═════ Data lines ═════
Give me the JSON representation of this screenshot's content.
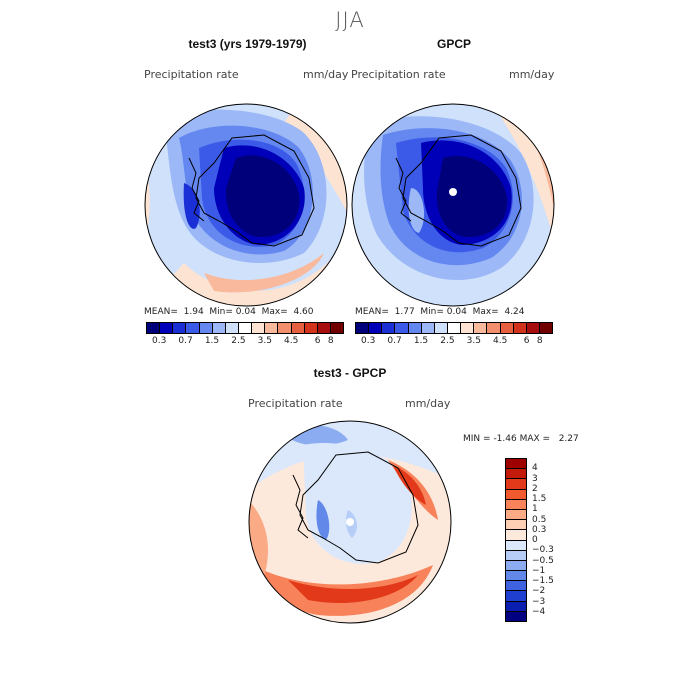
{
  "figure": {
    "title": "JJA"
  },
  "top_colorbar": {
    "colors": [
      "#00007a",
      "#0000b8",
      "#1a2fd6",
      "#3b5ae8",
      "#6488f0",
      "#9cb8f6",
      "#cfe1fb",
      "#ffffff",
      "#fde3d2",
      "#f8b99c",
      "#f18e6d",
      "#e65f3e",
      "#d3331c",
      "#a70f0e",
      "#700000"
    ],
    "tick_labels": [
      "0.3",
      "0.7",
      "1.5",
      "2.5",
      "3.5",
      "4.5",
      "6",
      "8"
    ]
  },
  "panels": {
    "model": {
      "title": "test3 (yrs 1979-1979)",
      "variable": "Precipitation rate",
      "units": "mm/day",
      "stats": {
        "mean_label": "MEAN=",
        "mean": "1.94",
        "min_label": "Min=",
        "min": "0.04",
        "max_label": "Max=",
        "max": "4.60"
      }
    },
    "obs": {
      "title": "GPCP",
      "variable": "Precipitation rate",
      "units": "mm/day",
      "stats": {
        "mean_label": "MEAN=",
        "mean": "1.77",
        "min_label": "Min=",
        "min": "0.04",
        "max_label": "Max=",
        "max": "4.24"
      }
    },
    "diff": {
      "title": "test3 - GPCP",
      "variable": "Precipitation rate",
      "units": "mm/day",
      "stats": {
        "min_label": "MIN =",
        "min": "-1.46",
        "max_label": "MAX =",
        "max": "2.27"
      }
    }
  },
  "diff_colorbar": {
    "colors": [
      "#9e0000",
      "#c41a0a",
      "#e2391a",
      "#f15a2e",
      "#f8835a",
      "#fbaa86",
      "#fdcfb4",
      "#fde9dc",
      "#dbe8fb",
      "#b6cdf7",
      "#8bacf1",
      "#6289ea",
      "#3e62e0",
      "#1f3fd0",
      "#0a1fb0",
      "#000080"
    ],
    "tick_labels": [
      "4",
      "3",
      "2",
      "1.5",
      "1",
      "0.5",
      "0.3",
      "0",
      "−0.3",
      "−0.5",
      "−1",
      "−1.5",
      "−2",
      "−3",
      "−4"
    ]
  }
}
═════
Reproduce each line exactly, please, except for any pictures.

Give me the JSON representation of this screenshot's content.
{
  "figure": {
    "title": "JJA"
  },
  "top_colorbar": {
    "colors": [
      "#00007a",
      "#0000b8",
      "#1a2fd6",
      "#3b5ae8",
      "#6488f0",
      "#9cb8f6",
      "#cfe1fb",
      "#ffffff",
      "#fde3d2",
      "#f8b99c",
      "#f18e6d",
      "#e65f3e",
      "#d3331c",
      "#a70f0e",
      "#700000"
    ],
    "tick_labels": [
      "0.3",
      "0.7",
      "1.5",
      "2.5",
      "3.5",
      "4.5",
      "6",
      "8"
    ]
  },
  "panels": {
    "model": {
      "title": "test3 (yrs 1979-1979)",
      "variable": "Precipitation rate",
      "units": "mm/day",
      "stats": {
        "mean_label": "MEAN=",
        "mean": "1.94",
        "min_label": "Min=",
        "min": "0.04",
        "max_label": "Max=",
        "max": "4.60"
      }
    },
    "obs": {
      "title": "GPCP",
      "variable": "Precipitation rate",
      "units": "mm/day",
      "stats": {
        "mean_label": "MEAN=",
        "mean": "1.77",
        "min_label": "Min=",
        "min": "0.04",
        "max_label": "Max=",
        "max": "4.24"
      }
    },
    "diff": {
      "title": "test3 - GPCP",
      "variable": "Precipitation rate",
      "units": "mm/day",
      "stats": {
        "min_label": "MIN =",
        "min": "-1.46",
        "max_label": "MAX =",
        "max": "2.27"
      }
    }
  },
  "diff_colorbar": {
    "colors": [
      "#9e0000",
      "#c41a0a",
      "#e2391a",
      "#f15a2e",
      "#f8835a",
      "#fbaa86",
      "#fdcfb4",
      "#fde9dc",
      "#dbe8fb",
      "#b6cdf7",
      "#8bacf1",
      "#6289ea",
      "#3e62e0",
      "#1f3fd0",
      "#0a1fb0",
      "#000080"
    ],
    "tick_labels": [
      "4",
      "3",
      "2",
      "1.5",
      "1",
      "0.5",
      "0.3",
      "0",
      "−0.3",
      "−0.5",
      "−1",
      "−1.5",
      "−2",
      "−3",
      "−4"
    ]
  }
}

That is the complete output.